[SHORT TASK]: The answer is one number: how many lines in the data below hold "this".

......

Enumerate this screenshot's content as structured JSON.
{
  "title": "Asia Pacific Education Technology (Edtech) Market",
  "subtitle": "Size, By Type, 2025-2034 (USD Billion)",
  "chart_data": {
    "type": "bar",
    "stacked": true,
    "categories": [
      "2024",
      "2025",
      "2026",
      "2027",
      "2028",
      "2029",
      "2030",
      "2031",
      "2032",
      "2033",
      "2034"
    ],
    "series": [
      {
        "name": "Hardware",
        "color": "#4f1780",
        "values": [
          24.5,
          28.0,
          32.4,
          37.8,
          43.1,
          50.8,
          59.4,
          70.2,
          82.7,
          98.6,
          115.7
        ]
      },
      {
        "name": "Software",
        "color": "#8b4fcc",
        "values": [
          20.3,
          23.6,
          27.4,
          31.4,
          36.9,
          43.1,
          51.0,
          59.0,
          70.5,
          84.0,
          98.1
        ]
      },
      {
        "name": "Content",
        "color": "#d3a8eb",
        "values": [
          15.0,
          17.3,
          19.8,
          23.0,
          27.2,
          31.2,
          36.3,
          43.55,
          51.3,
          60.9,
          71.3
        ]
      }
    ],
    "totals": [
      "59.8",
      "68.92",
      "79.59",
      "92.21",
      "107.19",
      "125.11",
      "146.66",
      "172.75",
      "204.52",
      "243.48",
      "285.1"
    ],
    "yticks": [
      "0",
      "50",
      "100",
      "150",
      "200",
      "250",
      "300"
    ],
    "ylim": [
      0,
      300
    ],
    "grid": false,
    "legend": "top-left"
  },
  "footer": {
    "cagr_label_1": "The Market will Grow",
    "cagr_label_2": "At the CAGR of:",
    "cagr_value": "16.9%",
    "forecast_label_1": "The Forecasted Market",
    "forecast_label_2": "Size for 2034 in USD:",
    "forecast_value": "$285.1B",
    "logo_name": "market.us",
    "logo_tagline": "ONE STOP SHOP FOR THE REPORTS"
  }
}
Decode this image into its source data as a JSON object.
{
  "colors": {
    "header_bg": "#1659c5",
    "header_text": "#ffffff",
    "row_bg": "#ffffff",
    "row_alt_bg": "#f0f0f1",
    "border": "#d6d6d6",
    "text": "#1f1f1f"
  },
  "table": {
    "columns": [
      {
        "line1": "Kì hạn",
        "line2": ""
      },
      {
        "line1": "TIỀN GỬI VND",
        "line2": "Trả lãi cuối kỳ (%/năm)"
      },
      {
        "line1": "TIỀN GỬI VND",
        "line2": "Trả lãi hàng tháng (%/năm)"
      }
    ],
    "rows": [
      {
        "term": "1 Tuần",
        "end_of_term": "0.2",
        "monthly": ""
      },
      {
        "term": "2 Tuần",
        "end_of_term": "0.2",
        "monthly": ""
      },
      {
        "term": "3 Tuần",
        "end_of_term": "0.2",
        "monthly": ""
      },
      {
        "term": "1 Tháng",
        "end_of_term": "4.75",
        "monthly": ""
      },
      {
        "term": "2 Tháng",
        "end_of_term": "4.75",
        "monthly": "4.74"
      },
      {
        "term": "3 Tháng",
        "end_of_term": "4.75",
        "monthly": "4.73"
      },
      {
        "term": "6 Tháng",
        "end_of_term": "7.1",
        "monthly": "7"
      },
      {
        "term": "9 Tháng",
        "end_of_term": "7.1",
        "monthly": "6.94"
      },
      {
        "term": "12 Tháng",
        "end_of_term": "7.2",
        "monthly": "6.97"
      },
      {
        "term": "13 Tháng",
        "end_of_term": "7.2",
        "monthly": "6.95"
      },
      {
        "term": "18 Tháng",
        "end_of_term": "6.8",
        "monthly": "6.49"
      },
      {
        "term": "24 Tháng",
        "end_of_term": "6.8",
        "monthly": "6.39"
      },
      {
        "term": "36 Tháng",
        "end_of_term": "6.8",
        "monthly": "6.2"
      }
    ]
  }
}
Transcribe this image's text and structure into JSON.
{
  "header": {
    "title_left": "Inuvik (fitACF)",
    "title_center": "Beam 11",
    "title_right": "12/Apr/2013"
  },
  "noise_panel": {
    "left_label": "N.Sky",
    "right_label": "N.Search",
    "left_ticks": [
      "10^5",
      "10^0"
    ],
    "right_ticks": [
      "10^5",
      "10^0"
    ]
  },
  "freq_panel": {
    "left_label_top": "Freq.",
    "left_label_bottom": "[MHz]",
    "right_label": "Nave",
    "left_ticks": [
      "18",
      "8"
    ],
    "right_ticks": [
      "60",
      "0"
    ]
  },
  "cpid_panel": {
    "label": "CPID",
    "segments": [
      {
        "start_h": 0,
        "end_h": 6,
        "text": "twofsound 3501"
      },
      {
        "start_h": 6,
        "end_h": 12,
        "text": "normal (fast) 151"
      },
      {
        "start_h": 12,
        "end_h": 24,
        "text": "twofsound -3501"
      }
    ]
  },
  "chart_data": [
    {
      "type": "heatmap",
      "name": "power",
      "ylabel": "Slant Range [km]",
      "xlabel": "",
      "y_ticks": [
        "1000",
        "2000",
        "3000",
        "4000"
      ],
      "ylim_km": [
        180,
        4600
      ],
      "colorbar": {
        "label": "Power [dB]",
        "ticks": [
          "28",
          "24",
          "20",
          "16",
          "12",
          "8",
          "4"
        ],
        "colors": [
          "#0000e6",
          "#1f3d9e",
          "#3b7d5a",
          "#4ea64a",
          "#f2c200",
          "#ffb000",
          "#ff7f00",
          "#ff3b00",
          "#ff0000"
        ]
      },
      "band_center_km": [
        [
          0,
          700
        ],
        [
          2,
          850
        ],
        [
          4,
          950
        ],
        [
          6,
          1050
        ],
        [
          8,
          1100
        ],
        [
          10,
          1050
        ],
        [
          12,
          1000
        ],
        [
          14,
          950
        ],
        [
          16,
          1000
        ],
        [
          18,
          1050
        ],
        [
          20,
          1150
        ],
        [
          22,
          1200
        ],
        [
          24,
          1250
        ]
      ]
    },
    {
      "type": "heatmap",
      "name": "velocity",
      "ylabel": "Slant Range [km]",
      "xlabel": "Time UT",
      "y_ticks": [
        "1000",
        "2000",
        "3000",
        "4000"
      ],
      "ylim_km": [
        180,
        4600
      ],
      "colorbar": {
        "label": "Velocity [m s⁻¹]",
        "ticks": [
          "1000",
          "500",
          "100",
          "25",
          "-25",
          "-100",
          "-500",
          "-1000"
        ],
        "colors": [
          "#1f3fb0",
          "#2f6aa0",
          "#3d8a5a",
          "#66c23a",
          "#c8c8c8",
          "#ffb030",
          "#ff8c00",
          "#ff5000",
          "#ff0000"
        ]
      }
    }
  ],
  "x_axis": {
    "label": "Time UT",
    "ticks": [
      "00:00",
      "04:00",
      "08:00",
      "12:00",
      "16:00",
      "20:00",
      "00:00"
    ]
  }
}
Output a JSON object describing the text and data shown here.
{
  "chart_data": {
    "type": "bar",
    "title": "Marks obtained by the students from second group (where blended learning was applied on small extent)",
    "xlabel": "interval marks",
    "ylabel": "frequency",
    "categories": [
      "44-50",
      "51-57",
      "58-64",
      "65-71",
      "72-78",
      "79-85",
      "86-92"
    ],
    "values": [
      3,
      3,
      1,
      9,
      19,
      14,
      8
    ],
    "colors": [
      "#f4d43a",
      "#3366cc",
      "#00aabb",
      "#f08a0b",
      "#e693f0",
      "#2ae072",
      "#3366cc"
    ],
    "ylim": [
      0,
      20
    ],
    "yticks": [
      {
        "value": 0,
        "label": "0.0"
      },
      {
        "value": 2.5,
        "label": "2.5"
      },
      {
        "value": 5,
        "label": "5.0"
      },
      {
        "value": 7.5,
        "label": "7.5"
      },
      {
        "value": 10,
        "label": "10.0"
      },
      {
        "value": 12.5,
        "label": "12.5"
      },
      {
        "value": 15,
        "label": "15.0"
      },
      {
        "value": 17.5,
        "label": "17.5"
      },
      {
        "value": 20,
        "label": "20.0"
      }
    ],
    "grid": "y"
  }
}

......

[SOLVED PROBLEM]: 3